> Task statement
Make an exact copy of the entries below with the pictures removed.
-.-.-
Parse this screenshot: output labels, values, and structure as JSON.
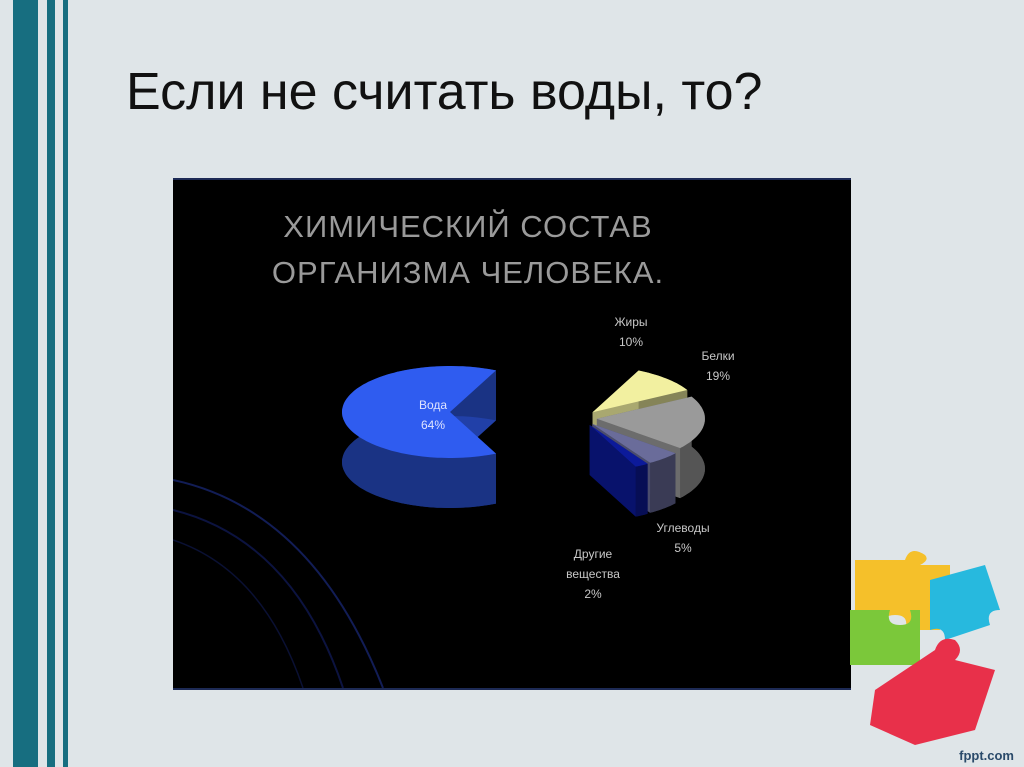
{
  "slide": {
    "title": "Если не считать воды, то?",
    "footer_brand": "fppt.com",
    "stripe_color": "#176e80",
    "background": "#dfe5e8"
  },
  "chart_data": {
    "type": "pie",
    "style": "3d-exploded",
    "title_line1": "ХИМИЧЕСКИЙ СОСТАВ",
    "title_line2": "ОРГАНИЗМА ЧЕЛОВЕКА.",
    "slices": [
      {
        "name": "Вода",
        "value": 64,
        "label": "64%",
        "color": "#2f5cf0"
      },
      {
        "name": "Жиры",
        "value": 10,
        "label": "10%",
        "color": "#f2f0a0"
      },
      {
        "name": "Белки",
        "value": 19,
        "label": "19%",
        "color": "#9a9a9a"
      },
      {
        "name": "Углеводы",
        "value": 5,
        "label": "5%",
        "color": "#6a6c9a"
      },
      {
        "name": "Другие вещества",
        "value": 2,
        "label": "2%",
        "color": "#0c1a9a"
      }
    ],
    "name_lines": {
      "other_1": "Другие",
      "other_2": "вещества"
    }
  }
}
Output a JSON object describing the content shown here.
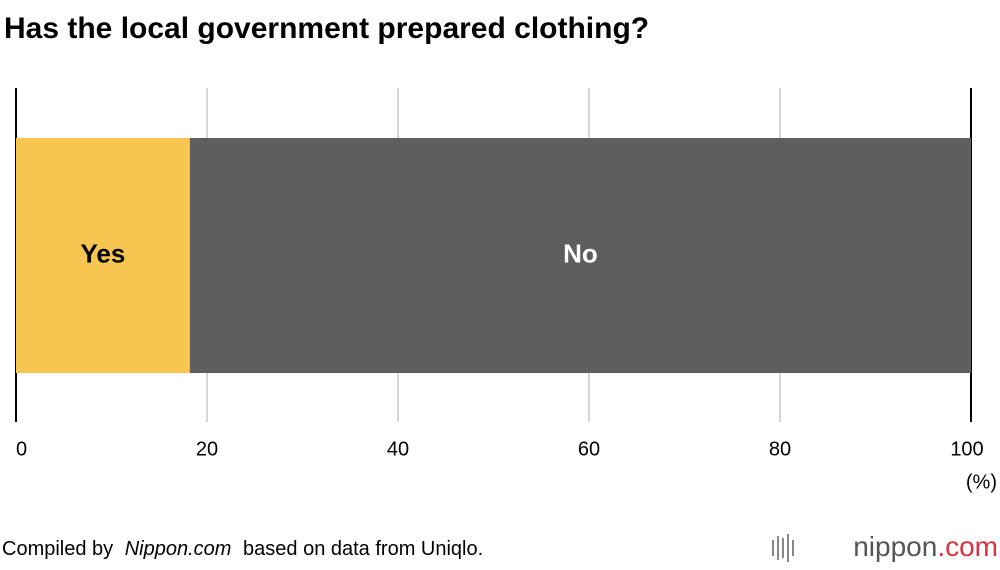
-.-.-
> Output below
Parse this screenshot: output labels, values, and structure as JSON.
{
  "slide": {
    "title": "Если не считать воды, то?",
    "footer_brand": "fppt.com",
    "stripe_color": "#176e80",
    "background": "#dfe5e8"
  },
  "chart_data": {
    "type": "pie",
    "style": "3d-exploded",
    "title_line1": "ХИМИЧЕСКИЙ СОСТАВ",
    "title_line2": "ОРГАНИЗМА ЧЕЛОВЕКА.",
    "slices": [
      {
        "name": "Вода",
        "value": 64,
        "label": "64%",
        "color": "#2f5cf0"
      },
      {
        "name": "Жиры",
        "value": 10,
        "label": "10%",
        "color": "#f2f0a0"
      },
      {
        "name": "Белки",
        "value": 19,
        "label": "19%",
        "color": "#9a9a9a"
      },
      {
        "name": "Углеводы",
        "value": 5,
        "label": "5%",
        "color": "#6a6c9a"
      },
      {
        "name": "Другие вещества",
        "value": 2,
        "label": "2%",
        "color": "#0c1a9a"
      }
    ],
    "name_lines": {
      "other_1": "Другие",
      "other_2": "вещества"
    }
  }
}
Output a JSON object describing the content shown here.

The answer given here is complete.